**Your instructions**
Gather from the material every line that contains the string "megállapodás".
══════
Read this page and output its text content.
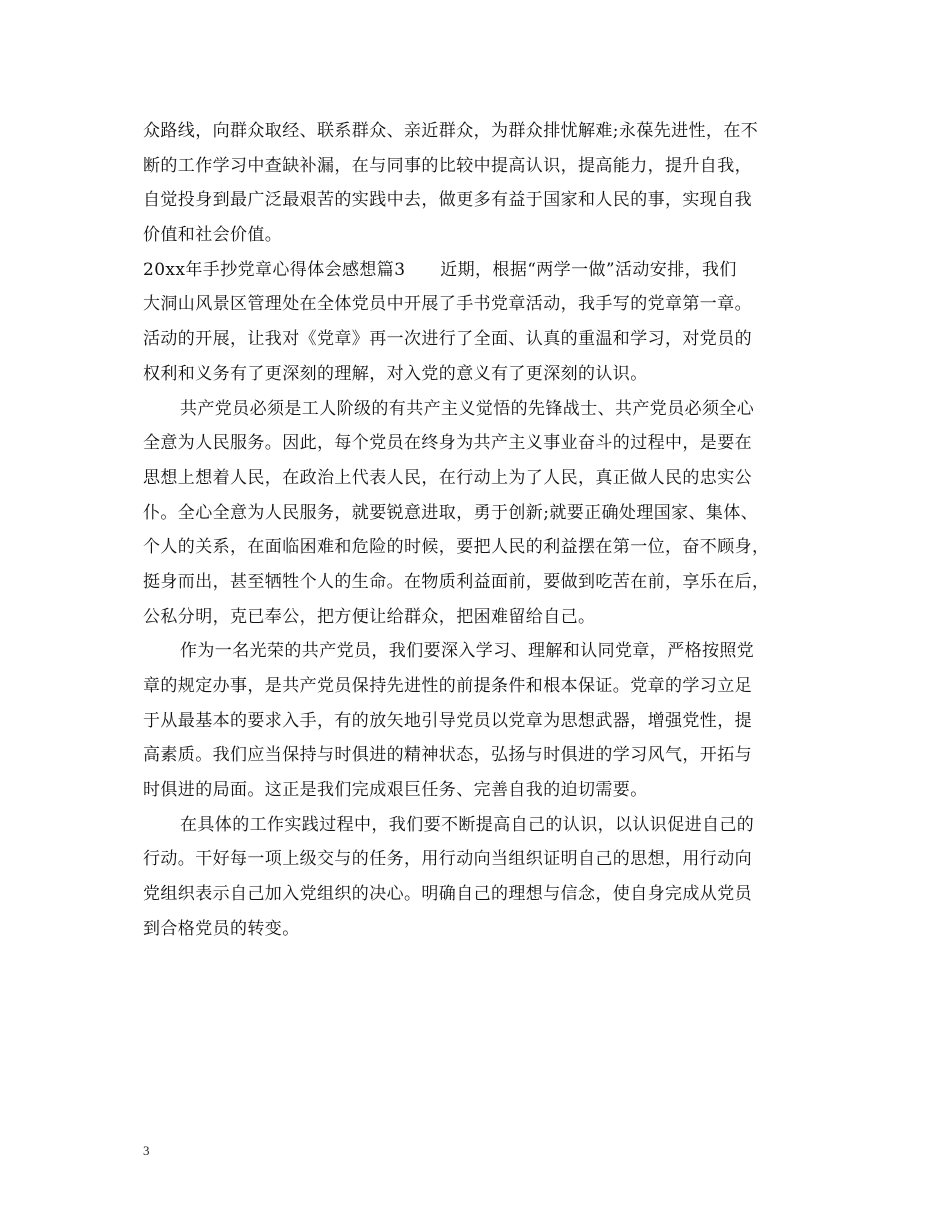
众路线，向群众取经、联系群众、亲近群众，为群众排忧解难;永葆先进性，在不
断的工作学习中查缺补漏，在与同事的比较中提高认识，提高能力，提升自我，
自觉投身到最广泛最艰苦的实践中去，做更多有益于国家和人民的事，实现自我
价值和社会价值。
20xx年手抄党章心得体会感想篇3　　近期，根据“两学一做”活动安排，我们
大洞山风景区管理处在全体党员中开展了手书党章活动，我手写的党章第一章。
活动的开展，让我对《党章》再一次进行了全面、认真的重温和学习，对党员的
权利和义务有了更深刻的理解，对入党的意义有了更深刻的认识。
共产党员必须是工人阶级的有共产主义觉悟的先锋战士、共产党员必须全心
全意为人民服务。因此，每个党员在终身为共产主义事业奋斗的过程中，是要在
思想上想着人民，在政治上代表人民，在行动上为了人民，真正做人民的忠实公
仆。全心全意为人民服务，就要锐意进取，勇于创新;就要正确处理国家、集体、
个人的关系，在面临困难和危险的时候，要把人民的利益摆在第一位，奋不顾身，
挺身而出，甚至牺牲个人的生命。在物质利益面前，要做到吃苦在前，享乐在后，
公私分明，克已奉公，把方便让给群众，把困难留给自己。
作为一名光荣的共产党员，我们要深入学习、理解和认同党章，严格按照党
章的规定办事，是共产党员保持先进性的前提条件和根本保证。党章的学习立足
于从最基本的要求入手，有的放矢地引导党员以党章为思想武器，增强党性，提
高素质。我们应当保持与时俱进的精神状态，弘扬与时俱进的学习风气，开拓与
时俱进的局面。这正是我们完成艰巨任务、完善自我的迫切需要。
在具体的工作实践过程中，我们要不断提高自己的认识，以认识促进自己的
行动。干好每一项上级交与的任务，用行动向当组织证明自己的思想，用行动向
党组织表示自己加入党组织的决心。明确自己的理想与信念，使自身完成从党员
到合格党员的转变。
3
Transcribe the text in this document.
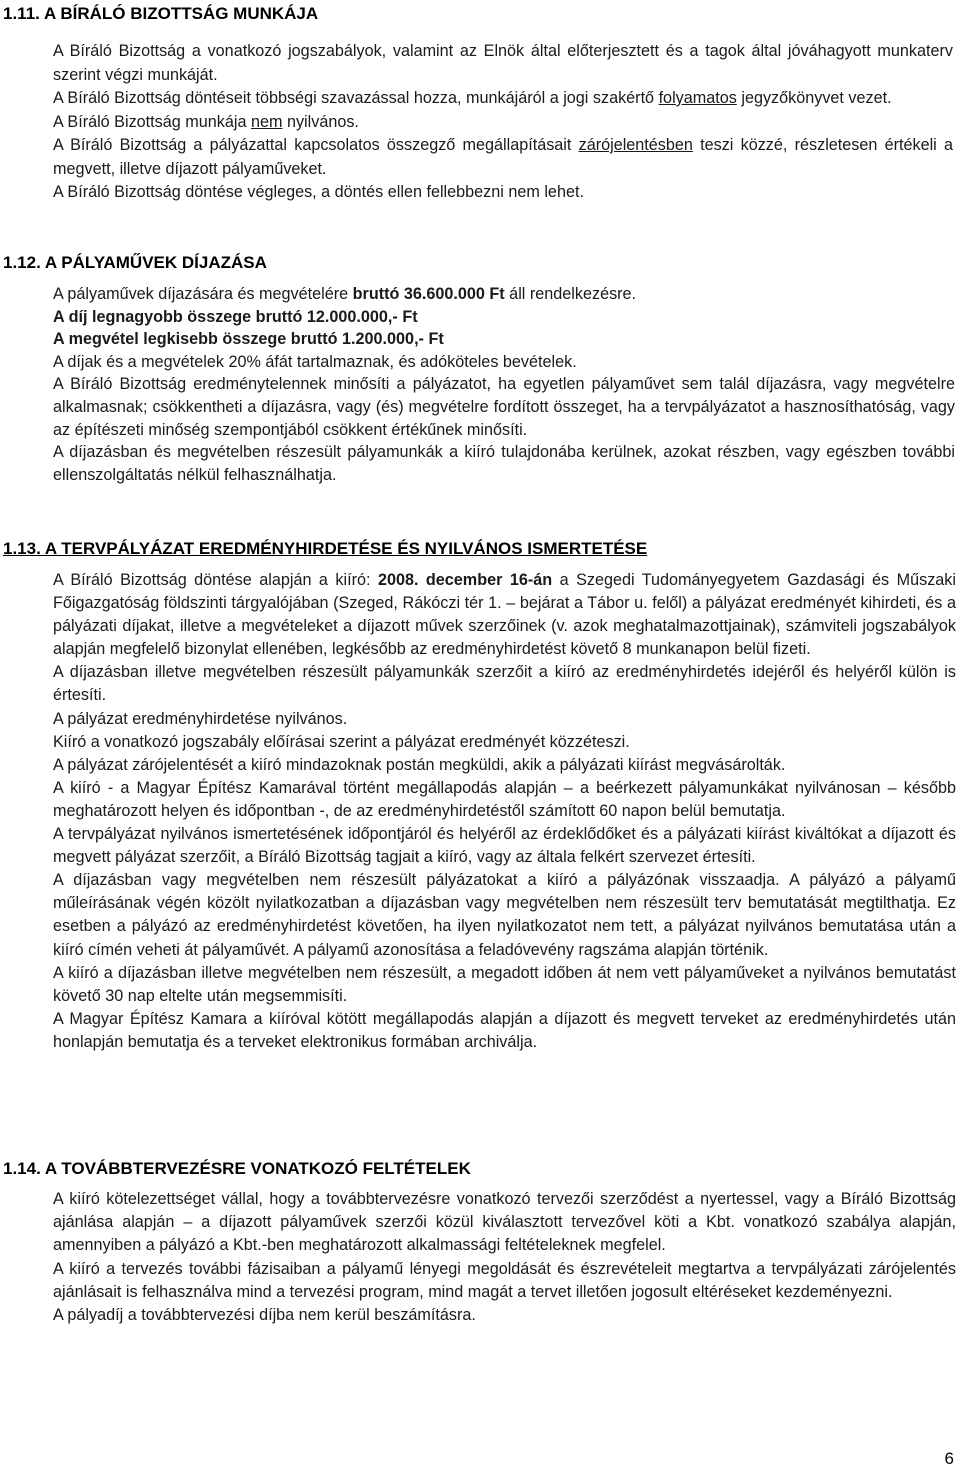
1.11. A BÍRÁLÓ BIZOTTSÁG MUNKÁJA

A Bíráló Bizottság a vonatkozó jogszabályok, valamint az Elnök által előterjesztett és a tagok által jóváhagyott munkaterv szerint végzi munkáját.

A Bíráló Bizottság döntéseit többségi szavazással hozza, munkájáról a jogi szakértő folyamatos jegyzőkönyvet vezet.

A Bíráló Bizottság munkája nem nyilvános.

A Bíráló Bizottság a pályázattal kapcsolatos összegző megállapításait zárójelentésben teszi közzé, részletesen értékeli a megvett, illetve díjazott pályaműveket.

A Bíráló Bizottság döntése végleges, a döntés ellen fellebbezni nem lehet.

1.12. A PÁLYAMŰVEK DÍJAZÁSA

A pályaművek díjazására és megvételére bruttó 36.600.000 Ft áll rendelkezésre.

A díj legnagyobb összege bruttó 12.000.000,- Ft

A megvétel legkisebb összege bruttó 1.200.000,- Ft

A díjak és a megvételek 20% áfát tartalmaznak, és adóköteles bevételek.

A Bíráló Bizottság eredménytelennek minősíti a pályázatot, ha egyetlen pályaművet sem talál díjazásra, vagy megvételre alkalmasnak; csökkentheti a díjazásra, vagy (és) megvételre fordított összeget, ha a tervpályázatot a hasznosíthatóság, vagy az építészeti minőség szempontjából csökkent értékűnek minősíti.

A díjazásban és megvételben részesült pályamunkák a kiíró tulajdonába kerülnek, azokat részben, vagy egészben további ellenszolgáltatás nélkül felhasználhatja.

1.13. A TERVPÁLYÁZAT EREDMÉNYHIRDETÉSE ÉS NYILVÁNOS ISMERTETÉSE

A Bíráló Bizottság döntése alapján a kiíró: 2008. december 16-án a Szegedi Tudományegyetem Gazdasági és Műszaki Főigazgatóság földszinti tárgyalójában (Szeged, Rákóczi tér 1. – bejárat a Tábor u. felől) a pályázat eredményét kihirdeti, és a pályázati díjakat, illetve a megvételeket a díjazott művek szerzőinek (v. azok meghatalmazottjainak), számviteli jogszabályok alapján megfelelő bizonylat ellenében, legkésőbb az eredményhirdetést követő 8 munkanapon belül fizeti.

A díjazásban illetve megvételben részesült pályamunkák szerzőit a kiíró az eredményhirdetés idejéről és helyéről külön is értesíti.

A pályázat eredményhirdetése nyilvános.

Kiíró a vonatkozó jogszabály előírásai szerint a pályázat eredményét közzéteszi.

A pályázat zárójelentését a kiíró mindazoknak postán megküldi, akik a pályázati kiírást megvásárolták.

A kiíró - a Magyar Építész Kamarával történt megállapodás alapján – a beérkezett pályamunkákat nyilvánosan – később meghatározott helyen és időpontban -, de az eredményhirdetéstől számított 60 napon belül bemutatja.

A tervpályázat nyilvános ismertetésének időpontjáról és helyéről az érdeklődőket és a pályázati kiírást kiváltókat a díjazott és megvett pályázat szerzőit, a Bíráló Bizottság tagjait a kiíró, vagy az általa felkért szervezet értesíti.

A díjazásban vagy megvételben nem részesült pályázatokat a kiíró a pályázónak visszaadja. A pályázó a pályamű műleírásának végén közölt nyilatkozatban a díjazásban vagy megvételben nem részesült terv bemutatását megtilthatja. Ez esetben a pályázó az eredményhirdetést követően, ha ilyen nyilatkozatot nem tett, a pályázat nyilvános bemutatása után a kiíró címén veheti át pályaművét. A pályamű azonosítása a feladóvevény ragszáma alapján történik.

A kiíró a díjazásban illetve megvételben nem részesült, a megadott időben át nem vett pályaműveket a nyilvános bemutatást követő 30 nap eltelte után megsemmisíti.

A Magyar Építész Kamara a kiíróval kötött megállapodás alapján a díjazott és megvett terveket az eredményhirdetés után honlapján bemutatja és a terveket elektronikus formában archiválja.

1.14. A TOVÁBBTERVEZÉSRE VONATKOZÓ FELTÉTELEK

A kiíró kötelezettséget vállal, hogy a továbbtervezésre vonatkozó tervezői szerződést a nyertessel, vagy a Bíráló Bizottság ajánlása alapján – a díjazott pályaművek szerzői közül kiválasztott tervezővel köti a Kbt. vonatkozó szabálya alapján, amennyiben a pályázó a Kbt.-ben meghatározott alkalmassági feltételeknek megfelel.

A kiíró a tervezés további fázisaiban a pályamű lényegi megoldását és észrevételeit megtartva a tervpályázati zárójelentés ajánlásait is felhasználva mind a tervezési program, mind magát a tervet illetően jogosult eltéréseket kezdeményezni.

A pályadíj a továbbtervezési díjba nem kerül beszámításra.

6
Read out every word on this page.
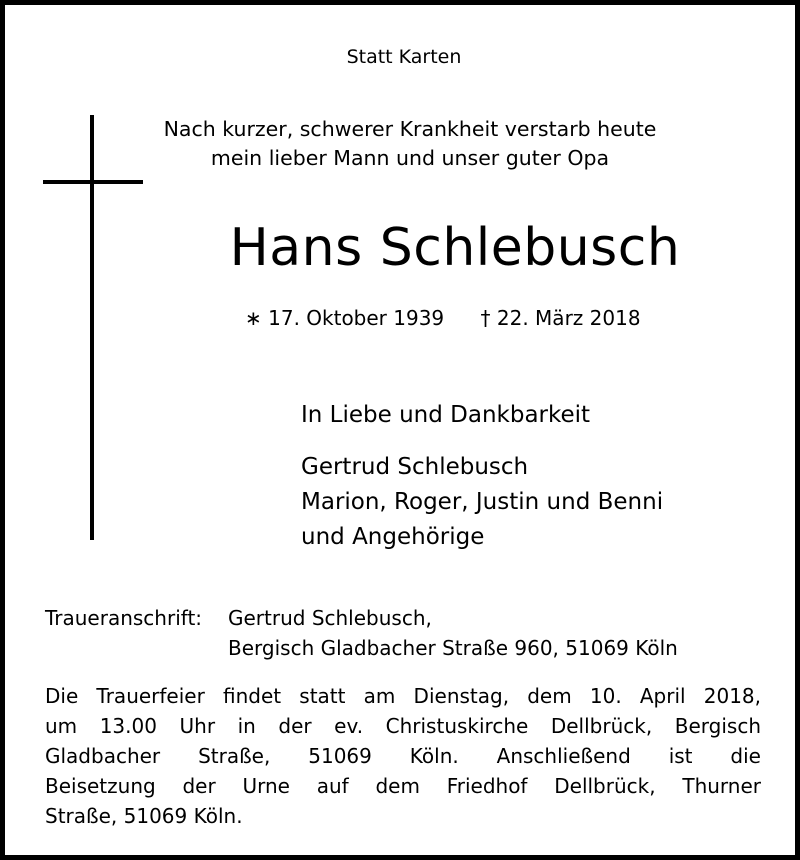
Statt Karten
Nach kurzer, schwerer Krankheit verstarb heute
mein lieber Mann und unser guter Opa
Hans Schlebusch
∗ 17. Oktober 1939 † 22. März 2018
In Liebe und Dankbarkeit
Gertrud Schlebusch
Marion, Roger, Justin und Benni
und Angehörige
Traueranschrift: Gertrud Schlebusch,
Bergisch Gladbacher Straße 960, 51069 Köln
Die Trauerfeier findet statt am Dienstag, dem 10. April 2018,
um 13.00 Uhr in der ev. Christuskirche Dellbrück, Bergisch
Gladbacher Straße, 51069 Köln. Anschließend ist die
Beisetzung der Urne auf dem Friedhof Dellbrück, Thurner
Straße, 51069 Köln.
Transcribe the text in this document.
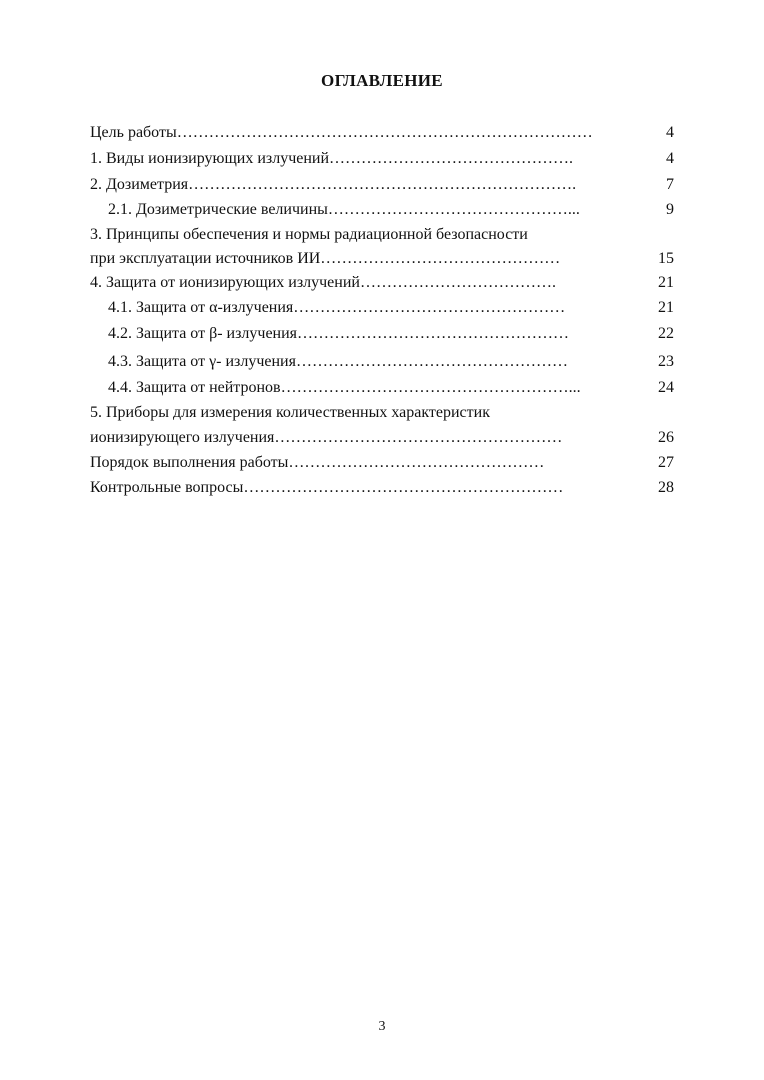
ОГЛАВЛЕНИЕ
Цель работы……………………………………………………………………	4
1. Виды ионизирующих излучений……………………………………….	4
2. Дозиметрия……………………………………………………………….	7
2.1. Дозиметрические величины………………………………………...	9
3. Принципы обеспечения и нормы радиационной безопасности
при эксплуатации источников ИИ………………………………………	15
4. Защита от ионизирующих излучений……………………………….	21
4.1. Защита от α-излучения……………………………………………	21
4.2. Защита от β- излучения……………………………………………	22
4.3. Защита от γ- излучения……………………………………………	23
4.4. Защита от нейтронов………………………………………………...	24
5. Приборы для измерения количественных характеристик
ионизирующего излучения………………………………………………	26
Порядок выполнения работы…………………………………………	27
Контрольные вопросы……………………………………………………	28
3
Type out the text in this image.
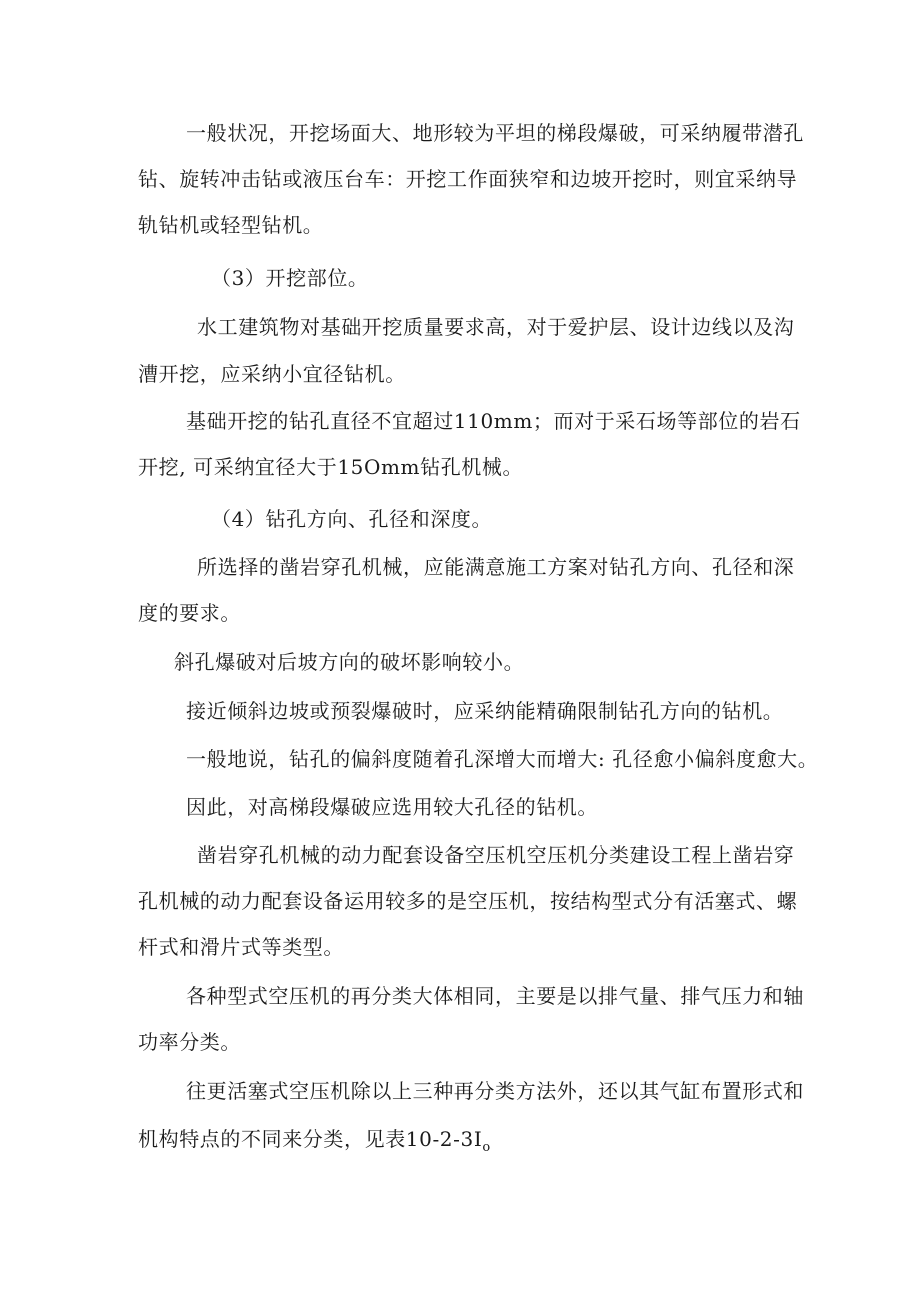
一般状况，开挖场面大、地形较为平坦的梯段爆破，可采纳履带潜孔
钻、旋转冲击钻或液压台车：开挖工作面狭窄和边坡开挖时，则宜采纳导
轨钻机或轻型钻机。
（3）开挖部位。
水工建筑物对基础开挖质量要求高，对于爱护层、设计边线以及沟
漕开挖，应采纳小宜径钻机。
基础开挖的钻孔直径不宜超过110mm；而对于采石场等部位的岩石
开挖, 可采纳宜径大于15Omm钻孔机械。
（4）钻孔方向、孔径和深度。
所选择的凿岩穿孔机械，应能满意施工方案对钻孔方向、孔径和深
度的要求。
斜孔爆破对后坡方向的破坏影响较小。
接近倾斜边坡或预裂爆破时，应采纳能精确限制钻孔方向的钻机。
一般地说，钻孔的偏斜度随着孔深增大而增大: 孔径愈小偏斜度愈大。
因此，对高梯段爆破应选用较大孔径的钻机。
凿岩穿孔机械的动力配套设备空压机空压机分类建设工程上凿岩穿
孔机械的动力配套设备运用较多的是空压机，按结构型式分有活塞式、螺
杆式和滑片式等类型。
各种型式空压机的再分类大体相同，主要是以排气量、排气压力和轴
功率分类。
往更活塞式空压机除以上三种再分类方法外，还以其气缸布置形式和
机构特点的不同来分类，见表$10-2-3I_o$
══════
**Written answer**
A kiíró - a Magyar Építész Kamarával történt megállapodás alapján – a beérkezett pályamunkákat nyilvánosan – később meghatározott helyen és időpontban -, de az eredményhirdetéstől számított 60 napon belül bemutatja.
A Magyar Építész Kamara a kiíróval kötött megállapodás alapján a díjazott és megvett terveket az eredményhirdetés után honlapján bemutatja és a terveket elektronikus formában archiválja.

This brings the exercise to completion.